**RECORD EXCERPTS:**
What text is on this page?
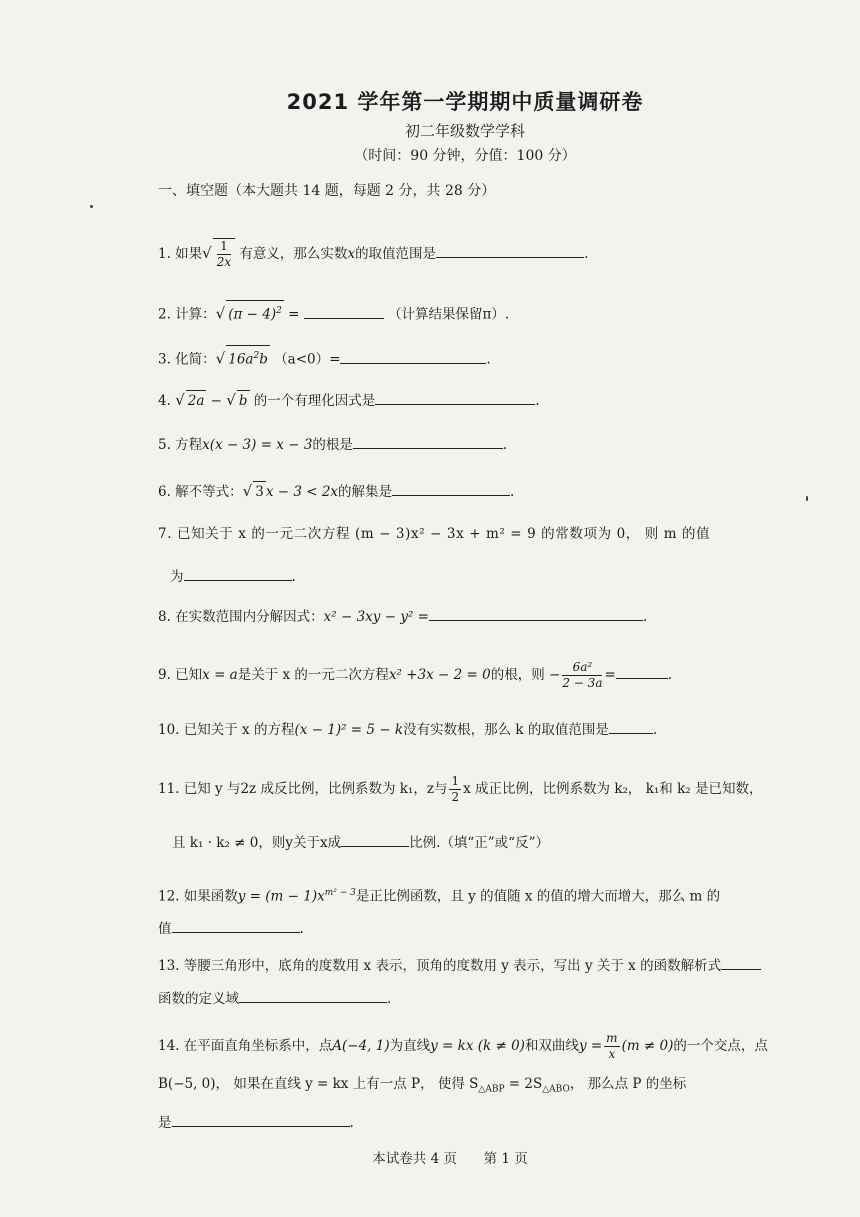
2021 学年第一学期期中质量调研卷
初二年级数学学科
（时间：90 分钟，分值：100 分）
一、填空题（本大题共 14 题，每题 2 分，共 28 分）
1. 如果√ $\frac{1}{2x}$ 有意义，那么实数x的取值范围是	.
2. 计算：√ $(\pi - 4)^2$ =	（计算结果保留π）.
3. 化简：√ $16a^2b$ （a<0）=	.
4. √ 2a − √ b 的一个有理化因式是	.
5. 方程x(x − 3) = x − 3的根是	.
6. 解不等式：√ 3 x − 3 < 2x的解集是	.
7. 已知关于 x 的一元二次方程 (m − 3)x² − 3x + m² = 9 的常数项为 0， 则 m 的值
为	.
8. 在实数范围内分解因式：x² − 3xy − y² =	.
9. 已知x = a是关于 x 的一元二次方程x² +3x − 2 = 0的根，则 − $\frac{\text{6a²}}{2 - 3a}$ =	.
10. 已知关于 x 的方程(x − 1)² = 5 − k没有实数根，那么 k 的取值范围是	.
11. 已知 y 与2z 成反比例，比例系数为 k₁，z与 $\frac{1}{2}$ x 成正比例，比例系数为 k₂， k₁和 k₂ 是已知数，
且 k₁ · k₂ ≠ 0，则y关于x成	比例.（填“正”或“反”）
12. 如果函数$y = (m - 1)x^{m^2 - 3}$是正比例函数，且 y 的值随 x 的值的增大而增大，那么 m 的
值	.
13. 等腰三角形中，底角的度数用 x 表示，顶角的度数用 y 表示，写出 y 关于 x 的函数解析式
函数的定义域	.
14. 在平面直角坐标系中，点A(−4, 1)为直线y = kx (k ≠ 0)和双曲线$y = \frac{m}{x} (m \ne 0)$的一个交点，点
B(−5, 0)， 如果在直线 y = kx 上有一点 P， 使得 $S_{\triangle ABP} = 2S_{\triangle ABO}$， 那么点 P 的坐标
是	.
本试卷共 4 页 第 1 页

**WHAT THE TASK REQUIRES:**
Show the lines where the word "frac" appears in the entries.

**FINISHED EXERCISE:**
1. 如果√ $\frac{1}{2x}$ 有意义，那么实数x的取值范围是	.
9. 已知x = a是关于 x 的一元二次方程x² +3x − 2 = 0的根，则 − $\frac{\text{6a²}}{2 - 3a}$ =	.
11. 已知 y 与2z 成反比例，比例系数为 k₁，z与 $\frac{1}{2}$ x 成正比例，比例系数为 k₂， k₁和 k₂ 是已知数，
14. 在平面直角坐标系中，点A(−4, 1)为直线y = kx (k ≠ 0)和双曲线$y = \frac{m}{x} (m \ne 0)$的一个交点，点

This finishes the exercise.